*** Informations fournies ***

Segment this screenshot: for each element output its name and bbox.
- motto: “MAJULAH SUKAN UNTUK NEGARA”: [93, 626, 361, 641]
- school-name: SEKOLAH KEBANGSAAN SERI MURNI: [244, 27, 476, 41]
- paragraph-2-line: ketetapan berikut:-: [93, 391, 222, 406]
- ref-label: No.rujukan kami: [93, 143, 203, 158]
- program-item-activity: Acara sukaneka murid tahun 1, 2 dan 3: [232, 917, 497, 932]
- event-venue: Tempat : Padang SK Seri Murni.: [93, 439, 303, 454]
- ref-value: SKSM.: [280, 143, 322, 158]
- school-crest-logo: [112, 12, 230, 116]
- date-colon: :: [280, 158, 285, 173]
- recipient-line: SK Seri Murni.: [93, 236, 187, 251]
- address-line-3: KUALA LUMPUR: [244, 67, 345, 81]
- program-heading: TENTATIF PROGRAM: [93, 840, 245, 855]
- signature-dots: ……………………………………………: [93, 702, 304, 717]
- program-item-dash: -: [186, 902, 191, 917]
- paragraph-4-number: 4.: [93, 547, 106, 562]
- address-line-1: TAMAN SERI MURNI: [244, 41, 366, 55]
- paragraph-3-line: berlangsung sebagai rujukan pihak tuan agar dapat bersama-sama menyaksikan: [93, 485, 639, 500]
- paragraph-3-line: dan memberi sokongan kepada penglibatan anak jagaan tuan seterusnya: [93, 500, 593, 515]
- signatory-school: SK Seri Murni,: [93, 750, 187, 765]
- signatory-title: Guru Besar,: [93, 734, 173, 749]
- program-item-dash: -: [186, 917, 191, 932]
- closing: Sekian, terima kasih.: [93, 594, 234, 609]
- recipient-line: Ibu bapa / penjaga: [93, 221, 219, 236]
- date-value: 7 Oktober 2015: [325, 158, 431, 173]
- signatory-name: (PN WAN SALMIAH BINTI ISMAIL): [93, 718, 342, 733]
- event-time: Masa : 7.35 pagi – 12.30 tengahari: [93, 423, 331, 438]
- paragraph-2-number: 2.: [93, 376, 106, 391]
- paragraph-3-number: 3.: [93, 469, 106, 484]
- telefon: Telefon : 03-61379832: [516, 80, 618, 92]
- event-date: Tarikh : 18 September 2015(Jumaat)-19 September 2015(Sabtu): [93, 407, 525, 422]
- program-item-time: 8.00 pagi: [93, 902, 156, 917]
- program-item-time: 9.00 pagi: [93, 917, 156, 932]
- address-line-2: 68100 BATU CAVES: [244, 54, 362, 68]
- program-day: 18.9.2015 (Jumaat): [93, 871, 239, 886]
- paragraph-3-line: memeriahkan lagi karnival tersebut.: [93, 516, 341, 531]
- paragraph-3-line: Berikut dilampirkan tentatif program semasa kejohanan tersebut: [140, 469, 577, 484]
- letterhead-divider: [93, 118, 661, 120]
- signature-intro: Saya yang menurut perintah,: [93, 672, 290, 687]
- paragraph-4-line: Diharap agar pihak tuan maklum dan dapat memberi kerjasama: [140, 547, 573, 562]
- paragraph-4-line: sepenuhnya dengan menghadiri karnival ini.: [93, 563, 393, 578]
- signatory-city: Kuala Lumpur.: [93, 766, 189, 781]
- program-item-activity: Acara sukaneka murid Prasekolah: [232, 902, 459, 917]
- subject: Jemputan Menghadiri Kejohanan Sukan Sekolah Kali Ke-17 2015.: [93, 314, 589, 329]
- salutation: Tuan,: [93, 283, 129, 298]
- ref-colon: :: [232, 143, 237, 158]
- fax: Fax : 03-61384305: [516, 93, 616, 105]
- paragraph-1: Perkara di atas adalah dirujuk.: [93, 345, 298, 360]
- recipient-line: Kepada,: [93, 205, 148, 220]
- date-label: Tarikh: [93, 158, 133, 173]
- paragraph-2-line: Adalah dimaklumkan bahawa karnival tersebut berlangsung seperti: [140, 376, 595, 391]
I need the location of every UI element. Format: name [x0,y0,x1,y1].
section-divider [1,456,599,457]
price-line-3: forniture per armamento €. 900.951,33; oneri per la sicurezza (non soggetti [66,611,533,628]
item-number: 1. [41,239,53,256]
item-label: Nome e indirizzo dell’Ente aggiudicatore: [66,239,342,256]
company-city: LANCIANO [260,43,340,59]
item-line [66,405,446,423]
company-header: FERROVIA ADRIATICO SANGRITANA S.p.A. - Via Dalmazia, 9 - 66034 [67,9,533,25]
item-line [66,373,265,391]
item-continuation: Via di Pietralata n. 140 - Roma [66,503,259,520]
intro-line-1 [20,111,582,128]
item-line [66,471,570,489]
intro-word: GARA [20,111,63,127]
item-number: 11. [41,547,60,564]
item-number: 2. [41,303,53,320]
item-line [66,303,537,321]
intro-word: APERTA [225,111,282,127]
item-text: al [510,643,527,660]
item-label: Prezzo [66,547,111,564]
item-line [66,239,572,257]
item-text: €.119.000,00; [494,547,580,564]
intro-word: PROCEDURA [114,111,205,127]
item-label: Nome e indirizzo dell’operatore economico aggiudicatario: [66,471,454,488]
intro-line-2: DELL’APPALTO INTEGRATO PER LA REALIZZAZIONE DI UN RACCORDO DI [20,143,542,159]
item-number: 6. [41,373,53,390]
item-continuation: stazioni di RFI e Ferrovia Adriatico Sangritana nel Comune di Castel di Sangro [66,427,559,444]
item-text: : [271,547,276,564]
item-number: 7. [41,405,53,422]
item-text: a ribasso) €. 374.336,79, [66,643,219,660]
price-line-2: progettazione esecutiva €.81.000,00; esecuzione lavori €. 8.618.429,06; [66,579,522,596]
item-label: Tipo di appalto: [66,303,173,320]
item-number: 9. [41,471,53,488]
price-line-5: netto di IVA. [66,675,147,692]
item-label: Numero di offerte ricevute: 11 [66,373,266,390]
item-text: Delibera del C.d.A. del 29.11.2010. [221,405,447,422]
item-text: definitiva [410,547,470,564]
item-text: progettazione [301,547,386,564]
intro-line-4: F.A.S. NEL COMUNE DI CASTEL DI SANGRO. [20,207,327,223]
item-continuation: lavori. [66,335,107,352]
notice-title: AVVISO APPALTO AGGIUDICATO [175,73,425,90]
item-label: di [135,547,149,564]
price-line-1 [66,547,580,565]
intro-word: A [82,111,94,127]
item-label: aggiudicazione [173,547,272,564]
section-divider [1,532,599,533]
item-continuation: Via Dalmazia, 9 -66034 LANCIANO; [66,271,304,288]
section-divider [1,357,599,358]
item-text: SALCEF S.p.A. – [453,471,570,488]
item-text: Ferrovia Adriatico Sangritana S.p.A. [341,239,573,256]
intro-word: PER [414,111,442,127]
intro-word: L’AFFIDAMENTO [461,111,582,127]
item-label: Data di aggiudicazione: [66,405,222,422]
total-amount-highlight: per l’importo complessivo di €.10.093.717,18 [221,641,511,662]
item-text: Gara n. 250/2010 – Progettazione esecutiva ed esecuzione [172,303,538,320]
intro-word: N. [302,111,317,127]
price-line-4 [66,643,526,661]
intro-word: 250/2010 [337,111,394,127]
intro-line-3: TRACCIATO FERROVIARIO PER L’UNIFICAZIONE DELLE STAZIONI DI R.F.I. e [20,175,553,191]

***

# Consignes de la tâche:
Recopiez à l'identique l'ensemble des enregistrements ci-dessus, ligne par ligne.

# Résultat final:
Segment this screenshot: for each element output its name and bbox.
- motto: “MAJULAH SUKAN UNTUK NEGARA”: [93, 626, 361, 641]
- school-name: SEKOLAH KEBANGSAAN SERI MURNI: [244, 27, 476, 41]
- paragraph-2-line: ketetapan berikut:-: [93, 391, 222, 406]
- ref-label: No.rujukan kami: [93, 143, 203, 158]
- program-item-activity: Acara sukaneka murid tahun 1, 2 dan 3: [232, 917, 497, 932]
- event-venue: Tempat : Padang SK Seri Murni.: [93, 439, 303, 454]
- ref-value: SKSM.: [280, 143, 322, 158]
- school-crest-logo: [112, 12, 230, 116]
- date-colon: :: [280, 158, 285, 173]
- recipient-line: SK Seri Murni.: [93, 236, 187, 251]
- address-line-3: KUALA LUMPUR: [244, 67, 345, 81]
- program-heading: TENTATIF PROGRAM: [93, 840, 245, 855]
- signature-dots: ……………………………………………: [93, 702, 304, 717]
- program-item-dash: -: [186, 902, 191, 917]
- paragraph-4-number: 4.: [93, 547, 106, 562]
- address-line-1: TAMAN SERI MURNI: [244, 41, 366, 55]
- paragraph-3-line: berlangsung sebagai rujukan pihak tuan agar dapat bersama-sama menyaksikan: [93, 485, 639, 500]
- paragraph-3-line: dan memberi sokongan kepada penglibatan anak jagaan tuan seterusnya: [93, 500, 593, 515]
- signatory-school: SK Seri Murni,: [93, 750, 187, 765]
- signatory-title: Guru Besar,: [93, 734, 173, 749]
- program-item-dash: -: [186, 917, 191, 932]
- closing: Sekian, terima kasih.: [93, 594, 234, 609]
- recipient-line: Ibu bapa / penjaga: [93, 221, 219, 236]
- date-value: 7 Oktober 2015: [325, 158, 431, 173]
- signatory-name: (PN WAN SALMIAH BINTI ISMAIL): [93, 718, 342, 733]
- event-time: Masa : 7.35 pagi – 12.30 tengahari: [93, 423, 331, 438]
- paragraph-2-number: 2.: [93, 376, 106, 391]
- paragraph-3-number: 3.: [93, 469, 106, 484]
- telefon: Telefon : 03-61379832: [516, 80, 618, 92]
- event-date: Tarikh : 18 September 2015(Jumaat)-19 September 2015(Sabtu): [93, 407, 525, 422]
- program-item-time: 8.00 pagi: [93, 902, 156, 917]
- program-item-time: 9.00 pagi: [93, 917, 156, 932]
- address-line-2: 68100 BATU CAVES: [244, 54, 362, 68]
- program-day: 18.9.2015 (Jumaat): [93, 871, 239, 886]
- paragraph-3-line: memeriahkan lagi karnival tersebut.: [93, 516, 341, 531]
- paragraph-3-line: Berikut dilampirkan tentatif program semasa kejohanan tersebut: [140, 469, 577, 484]
- letterhead-divider: [93, 118, 661, 120]
- signature-intro: Saya yang menurut perintah,: [93, 672, 290, 687]
- paragraph-4-line: Diharap agar pihak tuan maklum dan dapat memberi kerjasama: [140, 547, 573, 562]
- paragraph-4-line: sepenuhnya dengan menghadiri karnival ini.: [93, 563, 393, 578]
- signatory-city: Kuala Lumpur.: [93, 766, 189, 781]
- program-item-activity: Acara sukaneka murid Prasekolah: [232, 902, 459, 917]
- subject: Jemputan Menghadiri Kejohanan Sukan Sekolah Kali Ke-17 2015.: [93, 314, 589, 329]
- salutation: Tuan,: [93, 283, 129, 298]
- ref-colon: :: [232, 143, 237, 158]
- fax: Fax : 03-61384305: [516, 93, 616, 105]
- paragraph-1: Perkara di atas adalah dirujuk.: [93, 345, 298, 360]
- recipient-line: Kepada,: [93, 205, 148, 220]
- date-label: Tarikh: [93, 158, 133, 173]
- paragraph-2-line: Adalah dimaklumkan bahawa karnival tersebut berlangsung seperti: [140, 376, 595, 391]
I need the location of every UI element. Format: name [x0,y0,x1,y1].
section-divider [1,456,599,457]
price-line-3: forniture per armamento €. 900.951,33; oneri per la sicurezza (non soggetti [66,611,533,628]
item-number: 1. [41,239,53,256]
item-label: Nome e indirizzo dell’Ente aggiudicatore: [66,239,342,256]
company-city: LANCIANO [260,43,340,59]
item-line [66,405,446,423]
company-header: FERROVIA ADRIATICO SANGRITANA S.p.A. - Via Dalmazia, 9 - 66034 [67,9,533,25]
item-line [66,373,265,391]
item-continuation: Via di Pietralata n. 140 - Roma [66,503,259,520]
intro-line-1 [20,111,582,128]
item-line [66,471,570,489]
intro-word: GARA [20,111,63,127]
item-number: 11. [41,547,60,564]
item-number: 2. [41,303,53,320]
item-line [66,303,537,321]
intro-word: APERTA [225,111,282,127]
item-text: al [510,643,527,660]
item-label: Prezzo [66,547,111,564]
item-line [66,239,572,257]
item-text: €.119.000,00; [494,547,580,564]
intro-word: PROCEDURA [114,111,205,127]
item-label: Nome e indirizzo dell’operatore economico aggiudicatario: [66,471,454,488]
intro-line-2: DELL’APPALTO INTEGRATO PER LA REALIZZAZIONE DI UN RACCORDO DI [20,143,542,159]
item-number: 6. [41,373,53,390]
item-continuation: stazioni di RFI e Ferrovia Adriatico Sangritana nel Comune di Castel di Sangro [66,427,559,444]
item-text: : [271,547,276,564]
item-number: 7. [41,405,53,422]
item-text: a ribasso) €. 374.336,79, [66,643,219,660]
price-line-2: progettazione esecutiva €.81.000,00; esecuzione lavori €. 8.618.429,06; [66,579,522,596]
item-label: Tipo di appalto: [66,303,173,320]
item-number: 9. [41,471,53,488]
price-line-5: netto di IVA. [66,675,147,692]
item-label: Numero di offerte ricevute: 11 [66,373,266,390]
item-text: Delibera del C.d.A. del 29.11.2010. [221,405,447,422]
item-text: definitiva [410,547,470,564]
item-text: progettazione [301,547,386,564]
intro-line-4: F.A.S. NEL COMUNE DI CASTEL DI SANGRO. [20,207,327,223]
item-continuation: lavori. [66,335,107,352]
notice-title: AVVISO APPALTO AGGIUDICATO [175,73,425,90]
item-label: di [135,547,149,564]
price-line-1 [66,547,580,565]
intro-word: A [82,111,94,127]
item-label: aggiudicazione [173,547,272,564]
section-divider [1,532,599,533]
item-continuation: Via Dalmazia, 9 -66034 LANCIANO; [66,271,304,288]
section-divider [1,357,599,358]
item-text: SALCEF S.p.A. – [453,471,570,488]
item-text: Ferrovia Adriatico Sangritana S.p.A. [341,239,573,256]
intro-word: PER [414,111,442,127]
intro-word: L’AFFIDAMENTO [461,111,582,127]
item-label: Data di aggiudicazione: [66,405,222,422]
total-amount-highlight: per l’importo complessivo di €.10.093.717,18 [221,641,511,662]
item-text: Gara n. 250/2010 – Progettazione esecutiva ed esecuzione [172,303,538,320]
intro-word: N. [302,111,317,127]
price-line-4 [66,643,526,661]
intro-word: 250/2010 [337,111,394,127]
intro-line-3: TRACCIATO FERROVIARIO PER L’UNIFICAZIONE DELLE STAZIONI DI R.F.I. e [20,175,553,191]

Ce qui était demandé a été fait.